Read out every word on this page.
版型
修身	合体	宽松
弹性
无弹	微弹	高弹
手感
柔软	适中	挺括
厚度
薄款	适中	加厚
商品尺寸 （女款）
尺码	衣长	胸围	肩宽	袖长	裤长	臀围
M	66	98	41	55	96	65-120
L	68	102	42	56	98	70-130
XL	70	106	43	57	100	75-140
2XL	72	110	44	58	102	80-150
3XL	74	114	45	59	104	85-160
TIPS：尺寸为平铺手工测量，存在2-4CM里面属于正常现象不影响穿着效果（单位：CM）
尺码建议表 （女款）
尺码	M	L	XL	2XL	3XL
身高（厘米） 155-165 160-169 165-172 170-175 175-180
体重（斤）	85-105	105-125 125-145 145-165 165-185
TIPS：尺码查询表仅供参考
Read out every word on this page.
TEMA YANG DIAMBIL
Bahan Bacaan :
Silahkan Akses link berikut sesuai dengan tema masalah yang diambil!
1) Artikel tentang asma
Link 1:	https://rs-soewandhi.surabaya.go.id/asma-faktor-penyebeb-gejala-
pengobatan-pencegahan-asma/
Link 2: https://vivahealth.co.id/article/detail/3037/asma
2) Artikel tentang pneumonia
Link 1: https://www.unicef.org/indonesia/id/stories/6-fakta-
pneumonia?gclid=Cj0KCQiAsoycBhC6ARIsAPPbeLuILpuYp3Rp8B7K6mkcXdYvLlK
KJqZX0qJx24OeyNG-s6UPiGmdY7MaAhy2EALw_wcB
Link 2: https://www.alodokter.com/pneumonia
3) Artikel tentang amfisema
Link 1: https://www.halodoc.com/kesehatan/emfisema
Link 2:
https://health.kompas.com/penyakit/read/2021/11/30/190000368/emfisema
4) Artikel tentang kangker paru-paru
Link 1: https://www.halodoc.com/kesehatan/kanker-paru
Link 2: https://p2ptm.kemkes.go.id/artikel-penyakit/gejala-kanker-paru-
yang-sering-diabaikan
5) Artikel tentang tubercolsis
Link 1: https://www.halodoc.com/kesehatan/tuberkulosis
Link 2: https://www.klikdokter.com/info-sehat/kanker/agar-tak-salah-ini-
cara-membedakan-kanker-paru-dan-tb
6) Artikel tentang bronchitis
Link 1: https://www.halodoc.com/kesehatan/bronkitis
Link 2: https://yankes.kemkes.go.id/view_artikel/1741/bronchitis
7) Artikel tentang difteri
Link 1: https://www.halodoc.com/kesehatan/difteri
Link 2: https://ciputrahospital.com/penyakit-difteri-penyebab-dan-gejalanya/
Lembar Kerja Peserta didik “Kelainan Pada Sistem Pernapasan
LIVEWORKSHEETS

WRITTEN INSTRUCTION — Write out the material from the first line to the last, exactly.

FULL RESPONSE —
Read out every word on this page.
版型
修身	合体	宽松
弹性
无弹	微弹	高弹
手感
柔软	适中	挺括
厚度
薄款	适中	加厚
商品尺寸 （女款）
尺码	衣长	胸围	肩宽	袖长	裤长	臀围
M	66	98	41	55	96	65-120
L	68	102	42	56	98	70-130
XL	70	106	43	57	100	75-140
2XL	72	110	44	58	102	80-150
3XL	74	114	45	59	104	85-160
TIPS：尺寸为平铺手工测量，存在2-4CM里面属于正常现象不影响穿着效果（单位：CM）
尺码建议表 （女款）
尺码	M	L	XL	2XL	3XL
身高（厘米） 155-165 160-169 165-172 170-175 175-180
体重（斤）	85-105	105-125 125-145 145-165 165-185
TIPS：尺码查询表仅供参考
Read out every word on this page.
TEMA YANG DIAMBIL
Bahan Bacaan :
Silahkan Akses link berikut sesuai dengan tema masalah yang diambil!
1) Artikel tentang asma
Link 1:	https://rs-soewandhi.surabaya.go.id/asma-faktor-penyebeb-gejala-
pengobatan-pencegahan-asma/
Link 2: https://vivahealth.co.id/article/detail/3037/asma
2) Artikel tentang pneumonia
Link 1: https://www.unicef.org/indonesia/id/stories/6-fakta-
pneumonia?gclid=Cj0KCQiAsoycBhC6ARIsAPPbeLuILpuYp3Rp8B7K6mkcXdYvLlK
KJqZX0qJx24OeyNG-s6UPiGmdY7MaAhy2EALw_wcB
Link 2: https://www.alodokter.com/pneumonia
3) Artikel tentang amfisema
Link 1: https://www.halodoc.com/kesehatan/emfisema
Link 2:
https://health.kompas.com/penyakit/read/2021/11/30/190000368/emfisema
4) Artikel tentang kangker paru-paru
Link 1: https://www.halodoc.com/kesehatan/kanker-paru
Link 2: https://p2ptm.kemkes.go.id/artikel-penyakit/gejala-kanker-paru-
yang-sering-diabaikan
5) Artikel tentang tubercolsis
Link 1: https://www.halodoc.com/kesehatan/tuberkulosis
Link 2: https://www.klikdokter.com/info-sehat/kanker/agar-tak-salah-ini-
cara-membedakan-kanker-paru-dan-tb
6) Artikel tentang bronchitis
Link 1: https://www.halodoc.com/kesehatan/bronkitis
Link 2: https://yankes.kemkes.go.id/view_artikel/1741/bronchitis
7) Artikel tentang difteri
Link 1: https://www.halodoc.com/kesehatan/difteri
Link 2: https://ciputrahospital.com/penyakit-difteri-penyebab-dan-gejalanya/
Lembar Kerja Peserta didik “Kelainan Pada Sistem Pernapasan
LIVEWORKSHEETS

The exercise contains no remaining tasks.